*Required task*: Look below and pull out each line with the word "name".

*Data for the task*:
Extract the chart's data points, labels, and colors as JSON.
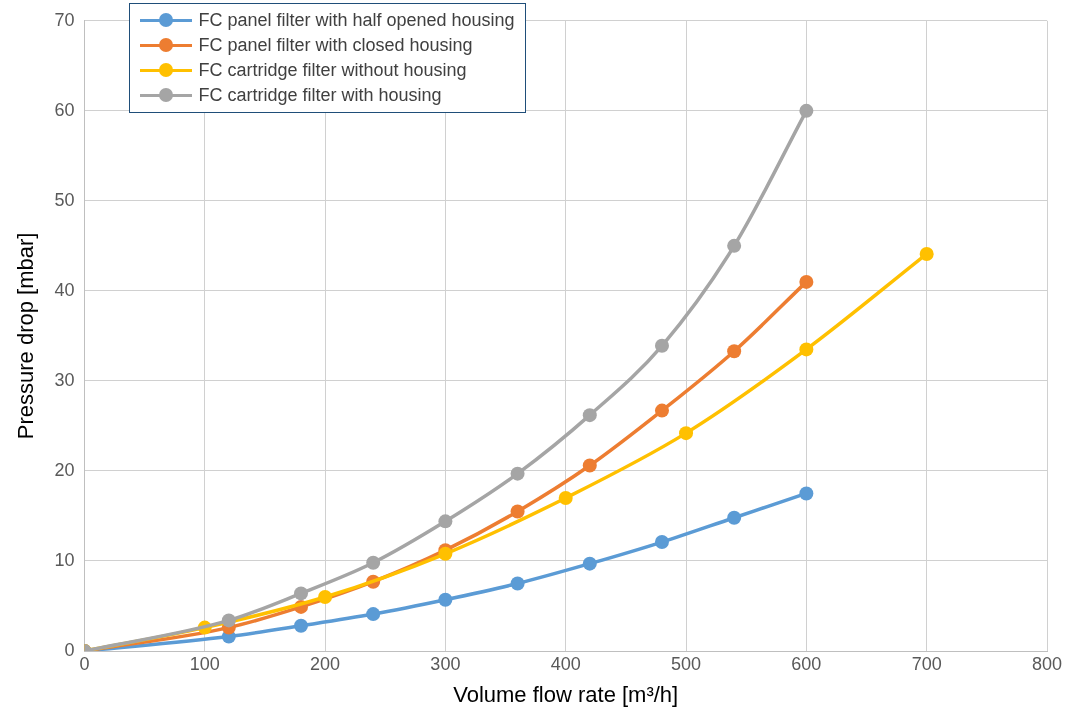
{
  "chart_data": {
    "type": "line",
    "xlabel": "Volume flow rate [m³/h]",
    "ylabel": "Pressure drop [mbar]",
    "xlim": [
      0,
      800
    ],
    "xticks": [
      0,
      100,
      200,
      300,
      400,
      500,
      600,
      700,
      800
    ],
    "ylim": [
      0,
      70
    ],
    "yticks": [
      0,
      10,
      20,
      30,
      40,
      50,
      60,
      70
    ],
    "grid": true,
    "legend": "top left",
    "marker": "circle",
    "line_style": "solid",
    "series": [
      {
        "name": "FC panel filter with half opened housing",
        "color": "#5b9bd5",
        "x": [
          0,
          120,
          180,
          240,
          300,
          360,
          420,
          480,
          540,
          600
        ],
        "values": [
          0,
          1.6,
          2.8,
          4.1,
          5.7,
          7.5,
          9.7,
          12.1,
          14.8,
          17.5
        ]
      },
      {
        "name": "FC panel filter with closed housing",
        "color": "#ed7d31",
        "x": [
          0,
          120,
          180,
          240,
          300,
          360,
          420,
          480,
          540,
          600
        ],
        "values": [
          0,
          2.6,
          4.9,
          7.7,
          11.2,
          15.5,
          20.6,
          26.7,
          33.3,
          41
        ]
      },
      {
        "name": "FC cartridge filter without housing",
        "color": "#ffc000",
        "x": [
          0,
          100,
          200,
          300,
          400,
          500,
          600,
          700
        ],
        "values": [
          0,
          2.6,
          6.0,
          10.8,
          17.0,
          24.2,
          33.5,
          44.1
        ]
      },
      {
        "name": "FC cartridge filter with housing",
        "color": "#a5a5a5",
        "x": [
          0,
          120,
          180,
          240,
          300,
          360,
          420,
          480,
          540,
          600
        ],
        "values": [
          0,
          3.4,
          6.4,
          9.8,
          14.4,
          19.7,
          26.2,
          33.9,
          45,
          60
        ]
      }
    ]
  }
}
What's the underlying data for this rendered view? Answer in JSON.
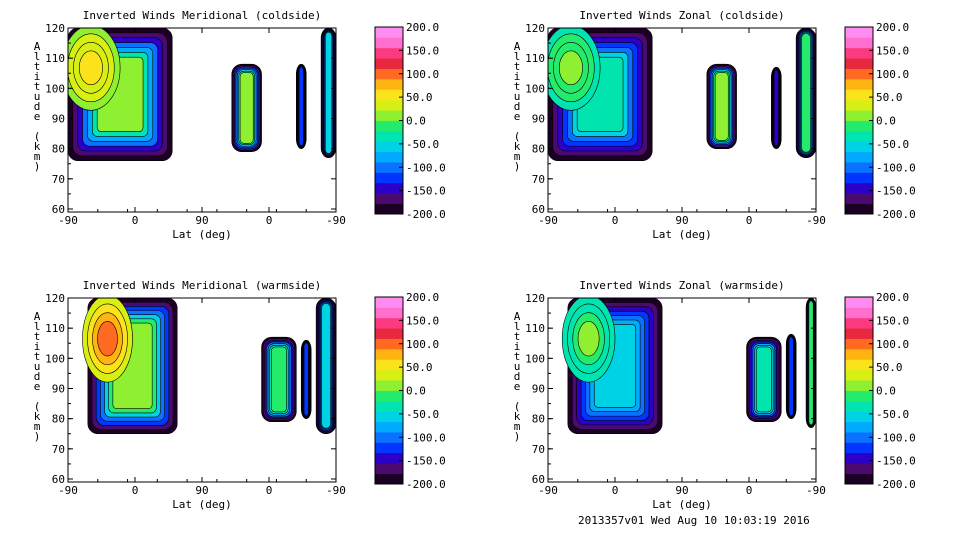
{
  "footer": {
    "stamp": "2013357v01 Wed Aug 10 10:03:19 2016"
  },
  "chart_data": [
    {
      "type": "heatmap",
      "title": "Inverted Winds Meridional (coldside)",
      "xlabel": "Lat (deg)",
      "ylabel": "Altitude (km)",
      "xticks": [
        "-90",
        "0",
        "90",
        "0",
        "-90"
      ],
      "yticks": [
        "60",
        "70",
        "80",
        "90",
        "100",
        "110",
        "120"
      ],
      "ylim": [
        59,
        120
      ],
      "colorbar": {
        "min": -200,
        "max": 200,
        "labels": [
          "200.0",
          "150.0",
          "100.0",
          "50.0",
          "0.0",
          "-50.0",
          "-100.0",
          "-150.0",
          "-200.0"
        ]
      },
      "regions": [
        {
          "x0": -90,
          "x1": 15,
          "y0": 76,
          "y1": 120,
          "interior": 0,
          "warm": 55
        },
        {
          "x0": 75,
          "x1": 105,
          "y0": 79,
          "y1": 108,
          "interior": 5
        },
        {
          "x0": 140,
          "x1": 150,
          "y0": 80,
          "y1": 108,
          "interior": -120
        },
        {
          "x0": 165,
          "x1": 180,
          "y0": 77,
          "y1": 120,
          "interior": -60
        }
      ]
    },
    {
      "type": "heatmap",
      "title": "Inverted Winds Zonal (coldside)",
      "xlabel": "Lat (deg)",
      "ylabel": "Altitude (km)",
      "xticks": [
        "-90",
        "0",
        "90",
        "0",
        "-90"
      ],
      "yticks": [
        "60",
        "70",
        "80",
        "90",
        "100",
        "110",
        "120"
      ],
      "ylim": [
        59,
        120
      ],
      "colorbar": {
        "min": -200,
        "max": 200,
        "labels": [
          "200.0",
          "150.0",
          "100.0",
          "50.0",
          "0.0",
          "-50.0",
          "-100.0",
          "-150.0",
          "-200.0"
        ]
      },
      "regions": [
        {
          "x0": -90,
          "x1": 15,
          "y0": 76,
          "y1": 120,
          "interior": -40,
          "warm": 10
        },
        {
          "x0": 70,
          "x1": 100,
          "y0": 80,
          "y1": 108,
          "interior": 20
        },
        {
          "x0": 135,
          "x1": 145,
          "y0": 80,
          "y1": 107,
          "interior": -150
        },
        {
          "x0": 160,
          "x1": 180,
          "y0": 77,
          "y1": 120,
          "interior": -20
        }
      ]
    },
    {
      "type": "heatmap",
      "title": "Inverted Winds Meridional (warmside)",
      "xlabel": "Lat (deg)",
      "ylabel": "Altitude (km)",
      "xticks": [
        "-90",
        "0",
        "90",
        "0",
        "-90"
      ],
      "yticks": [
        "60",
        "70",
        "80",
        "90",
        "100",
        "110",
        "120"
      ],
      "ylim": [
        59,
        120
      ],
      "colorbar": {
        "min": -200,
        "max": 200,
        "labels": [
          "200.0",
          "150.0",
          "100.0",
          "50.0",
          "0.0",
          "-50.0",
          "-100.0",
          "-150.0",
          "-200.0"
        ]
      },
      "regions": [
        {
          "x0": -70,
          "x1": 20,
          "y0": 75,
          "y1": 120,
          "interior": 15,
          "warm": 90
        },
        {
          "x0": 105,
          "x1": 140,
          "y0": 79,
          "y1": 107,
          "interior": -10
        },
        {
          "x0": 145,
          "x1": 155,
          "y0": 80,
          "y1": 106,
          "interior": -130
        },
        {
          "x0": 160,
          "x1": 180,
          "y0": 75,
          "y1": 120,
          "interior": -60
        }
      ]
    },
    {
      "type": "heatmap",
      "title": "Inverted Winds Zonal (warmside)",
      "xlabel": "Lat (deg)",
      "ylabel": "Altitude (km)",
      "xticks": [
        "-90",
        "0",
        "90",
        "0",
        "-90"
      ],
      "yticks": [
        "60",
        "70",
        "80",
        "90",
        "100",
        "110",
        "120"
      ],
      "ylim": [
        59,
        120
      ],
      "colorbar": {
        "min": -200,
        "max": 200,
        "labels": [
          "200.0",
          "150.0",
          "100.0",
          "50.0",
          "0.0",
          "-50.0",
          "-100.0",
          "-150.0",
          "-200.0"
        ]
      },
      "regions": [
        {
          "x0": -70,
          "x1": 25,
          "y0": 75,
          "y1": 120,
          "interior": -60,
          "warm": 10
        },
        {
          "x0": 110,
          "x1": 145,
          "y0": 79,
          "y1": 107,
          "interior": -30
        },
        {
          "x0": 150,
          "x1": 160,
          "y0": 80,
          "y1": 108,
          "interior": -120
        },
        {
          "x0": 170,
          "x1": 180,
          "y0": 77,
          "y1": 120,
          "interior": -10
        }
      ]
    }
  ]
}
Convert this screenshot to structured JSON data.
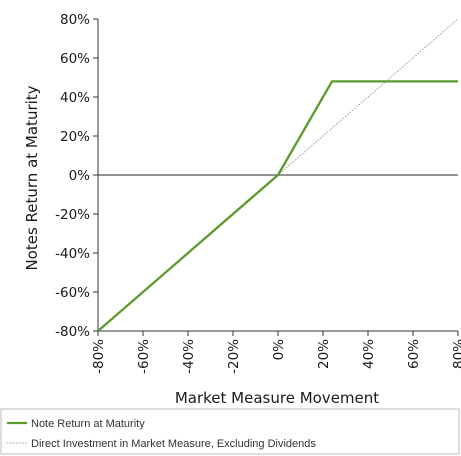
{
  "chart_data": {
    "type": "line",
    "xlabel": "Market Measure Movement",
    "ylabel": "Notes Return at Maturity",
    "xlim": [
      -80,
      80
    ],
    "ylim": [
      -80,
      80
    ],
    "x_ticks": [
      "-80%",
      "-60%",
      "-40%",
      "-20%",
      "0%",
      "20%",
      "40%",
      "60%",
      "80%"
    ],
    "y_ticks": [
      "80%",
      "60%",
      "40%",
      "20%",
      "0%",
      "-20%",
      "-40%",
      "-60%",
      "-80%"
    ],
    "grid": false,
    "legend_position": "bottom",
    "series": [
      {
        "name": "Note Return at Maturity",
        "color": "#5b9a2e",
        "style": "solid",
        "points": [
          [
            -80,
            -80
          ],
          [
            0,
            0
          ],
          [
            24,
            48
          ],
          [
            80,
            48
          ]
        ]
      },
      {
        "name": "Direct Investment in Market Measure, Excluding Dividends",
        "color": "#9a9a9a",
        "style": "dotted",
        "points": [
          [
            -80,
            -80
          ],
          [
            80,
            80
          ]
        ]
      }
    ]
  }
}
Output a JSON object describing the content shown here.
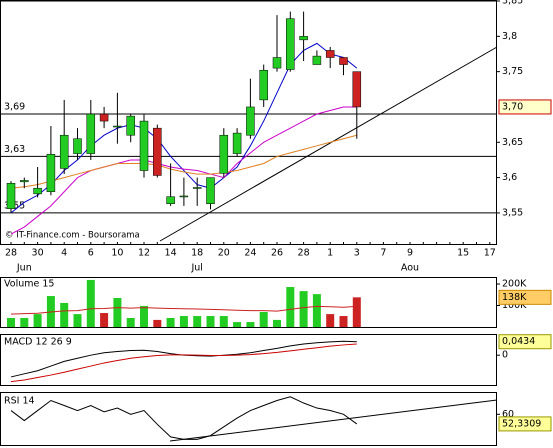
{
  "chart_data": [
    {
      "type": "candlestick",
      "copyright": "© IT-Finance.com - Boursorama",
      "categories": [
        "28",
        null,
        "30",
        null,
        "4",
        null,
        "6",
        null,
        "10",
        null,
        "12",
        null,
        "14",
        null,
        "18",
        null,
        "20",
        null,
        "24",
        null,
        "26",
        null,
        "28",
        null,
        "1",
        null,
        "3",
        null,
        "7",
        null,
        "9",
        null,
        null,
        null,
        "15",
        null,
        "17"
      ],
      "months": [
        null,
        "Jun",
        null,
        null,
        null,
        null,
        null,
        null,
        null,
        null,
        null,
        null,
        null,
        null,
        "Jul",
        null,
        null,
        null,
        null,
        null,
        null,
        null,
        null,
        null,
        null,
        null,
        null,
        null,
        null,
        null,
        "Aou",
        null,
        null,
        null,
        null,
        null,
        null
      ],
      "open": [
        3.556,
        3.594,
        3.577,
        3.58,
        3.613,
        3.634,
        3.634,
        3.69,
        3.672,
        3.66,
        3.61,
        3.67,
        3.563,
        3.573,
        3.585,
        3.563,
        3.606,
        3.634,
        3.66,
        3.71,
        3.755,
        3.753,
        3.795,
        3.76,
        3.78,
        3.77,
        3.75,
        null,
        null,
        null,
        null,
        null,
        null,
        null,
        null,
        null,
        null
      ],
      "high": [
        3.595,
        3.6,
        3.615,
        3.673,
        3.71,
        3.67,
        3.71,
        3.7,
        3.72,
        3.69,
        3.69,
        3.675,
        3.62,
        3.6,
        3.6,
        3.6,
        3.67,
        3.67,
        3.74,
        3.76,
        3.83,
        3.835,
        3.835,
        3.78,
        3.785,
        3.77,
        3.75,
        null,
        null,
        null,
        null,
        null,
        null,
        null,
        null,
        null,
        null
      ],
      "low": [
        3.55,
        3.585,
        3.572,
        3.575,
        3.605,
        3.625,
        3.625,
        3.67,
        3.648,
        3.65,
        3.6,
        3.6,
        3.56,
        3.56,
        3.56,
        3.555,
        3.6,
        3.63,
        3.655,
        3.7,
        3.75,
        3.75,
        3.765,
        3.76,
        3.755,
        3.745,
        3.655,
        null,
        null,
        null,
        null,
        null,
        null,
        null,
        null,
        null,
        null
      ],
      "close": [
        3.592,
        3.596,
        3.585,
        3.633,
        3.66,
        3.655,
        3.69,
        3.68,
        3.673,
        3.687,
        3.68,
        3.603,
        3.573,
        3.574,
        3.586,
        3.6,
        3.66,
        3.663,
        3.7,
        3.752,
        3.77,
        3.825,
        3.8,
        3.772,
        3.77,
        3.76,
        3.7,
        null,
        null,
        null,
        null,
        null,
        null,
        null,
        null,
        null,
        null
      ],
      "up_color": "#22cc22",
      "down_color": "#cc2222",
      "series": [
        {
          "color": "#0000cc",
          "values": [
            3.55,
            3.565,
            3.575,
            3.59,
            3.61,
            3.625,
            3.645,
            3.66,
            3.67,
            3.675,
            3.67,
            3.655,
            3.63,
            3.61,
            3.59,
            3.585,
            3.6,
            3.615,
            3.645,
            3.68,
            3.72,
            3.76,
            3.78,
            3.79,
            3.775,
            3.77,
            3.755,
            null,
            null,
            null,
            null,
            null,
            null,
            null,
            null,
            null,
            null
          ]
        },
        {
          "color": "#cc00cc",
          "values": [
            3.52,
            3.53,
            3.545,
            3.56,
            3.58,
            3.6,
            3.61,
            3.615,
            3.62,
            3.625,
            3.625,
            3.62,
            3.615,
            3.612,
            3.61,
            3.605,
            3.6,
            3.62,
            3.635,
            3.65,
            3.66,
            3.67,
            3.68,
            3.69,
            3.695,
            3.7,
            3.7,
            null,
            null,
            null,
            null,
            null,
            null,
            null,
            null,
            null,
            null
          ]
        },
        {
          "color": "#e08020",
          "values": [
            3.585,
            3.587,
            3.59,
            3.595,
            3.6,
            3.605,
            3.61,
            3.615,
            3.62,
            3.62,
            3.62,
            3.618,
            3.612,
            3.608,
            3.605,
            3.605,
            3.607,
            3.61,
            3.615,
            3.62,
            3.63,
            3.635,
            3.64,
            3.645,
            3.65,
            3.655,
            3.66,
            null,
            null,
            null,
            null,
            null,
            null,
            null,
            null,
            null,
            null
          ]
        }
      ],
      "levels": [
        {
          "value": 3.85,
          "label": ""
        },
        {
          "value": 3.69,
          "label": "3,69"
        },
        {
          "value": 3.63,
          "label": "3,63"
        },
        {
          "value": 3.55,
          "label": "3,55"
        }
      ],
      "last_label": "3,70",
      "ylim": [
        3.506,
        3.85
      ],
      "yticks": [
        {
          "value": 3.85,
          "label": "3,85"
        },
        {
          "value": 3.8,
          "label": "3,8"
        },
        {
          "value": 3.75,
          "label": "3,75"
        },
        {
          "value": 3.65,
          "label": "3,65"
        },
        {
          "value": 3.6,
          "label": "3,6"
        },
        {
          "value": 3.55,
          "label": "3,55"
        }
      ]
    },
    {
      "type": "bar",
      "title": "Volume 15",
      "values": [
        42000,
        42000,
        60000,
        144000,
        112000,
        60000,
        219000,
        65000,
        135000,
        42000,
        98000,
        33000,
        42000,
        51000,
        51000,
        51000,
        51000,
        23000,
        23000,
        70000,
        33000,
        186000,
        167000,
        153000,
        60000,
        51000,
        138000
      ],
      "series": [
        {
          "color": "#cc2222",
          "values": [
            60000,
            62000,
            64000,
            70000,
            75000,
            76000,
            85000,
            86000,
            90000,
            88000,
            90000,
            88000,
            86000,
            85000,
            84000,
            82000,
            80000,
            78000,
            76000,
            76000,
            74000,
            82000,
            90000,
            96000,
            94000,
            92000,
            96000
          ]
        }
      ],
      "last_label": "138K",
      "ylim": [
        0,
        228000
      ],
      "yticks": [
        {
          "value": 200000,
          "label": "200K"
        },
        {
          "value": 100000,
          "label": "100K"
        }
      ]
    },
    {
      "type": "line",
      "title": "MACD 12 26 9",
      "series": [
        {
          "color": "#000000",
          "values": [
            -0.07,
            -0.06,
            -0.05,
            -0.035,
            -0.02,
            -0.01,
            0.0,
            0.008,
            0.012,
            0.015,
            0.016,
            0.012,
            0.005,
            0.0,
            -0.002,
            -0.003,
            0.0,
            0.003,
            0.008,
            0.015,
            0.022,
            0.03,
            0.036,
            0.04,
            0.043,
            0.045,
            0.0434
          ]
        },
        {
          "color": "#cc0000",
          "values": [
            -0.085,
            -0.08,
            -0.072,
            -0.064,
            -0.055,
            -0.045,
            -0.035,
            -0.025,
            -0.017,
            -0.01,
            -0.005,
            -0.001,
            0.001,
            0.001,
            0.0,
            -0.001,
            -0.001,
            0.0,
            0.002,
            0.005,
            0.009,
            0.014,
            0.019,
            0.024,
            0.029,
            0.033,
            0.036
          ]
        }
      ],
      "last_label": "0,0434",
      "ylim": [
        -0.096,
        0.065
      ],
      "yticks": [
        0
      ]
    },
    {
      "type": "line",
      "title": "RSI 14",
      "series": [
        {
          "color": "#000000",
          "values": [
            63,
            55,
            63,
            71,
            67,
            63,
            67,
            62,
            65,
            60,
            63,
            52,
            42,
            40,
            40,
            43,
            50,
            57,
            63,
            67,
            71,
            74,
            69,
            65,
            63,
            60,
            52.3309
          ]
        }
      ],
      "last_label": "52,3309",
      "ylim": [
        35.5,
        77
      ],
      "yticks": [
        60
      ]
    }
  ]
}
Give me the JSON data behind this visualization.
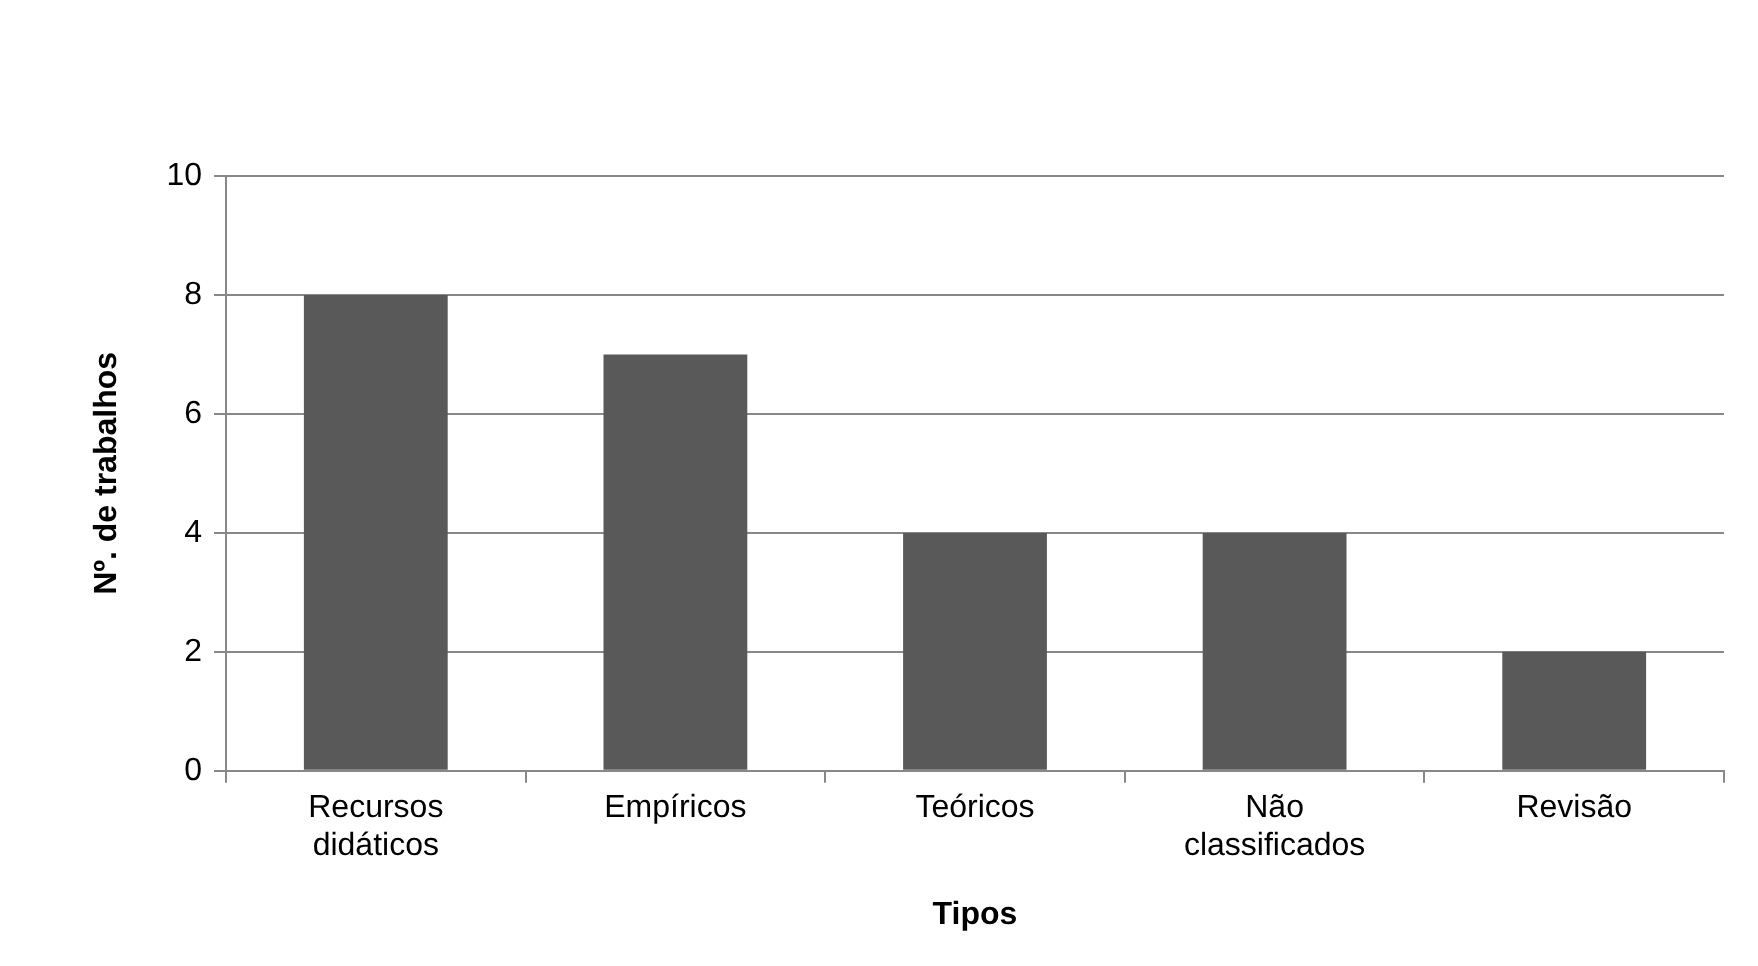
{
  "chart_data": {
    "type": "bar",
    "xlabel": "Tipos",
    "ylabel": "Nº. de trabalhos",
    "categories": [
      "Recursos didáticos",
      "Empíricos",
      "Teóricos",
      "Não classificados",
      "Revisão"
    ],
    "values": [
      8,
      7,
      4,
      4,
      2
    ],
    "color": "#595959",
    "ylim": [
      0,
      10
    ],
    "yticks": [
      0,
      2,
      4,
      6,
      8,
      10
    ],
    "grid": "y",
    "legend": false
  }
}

*The completed task*:
        "name": "FC panel filter with half opened housing",
        "name": "FC panel filter with closed housing",
        "name": "FC cartridge filter without housing",
        "name": "FC cartridge filter with housing",
        "name": "Note Return at Maturity",
        "name": "Direct Investment in Market Measure, Excluding Dividends",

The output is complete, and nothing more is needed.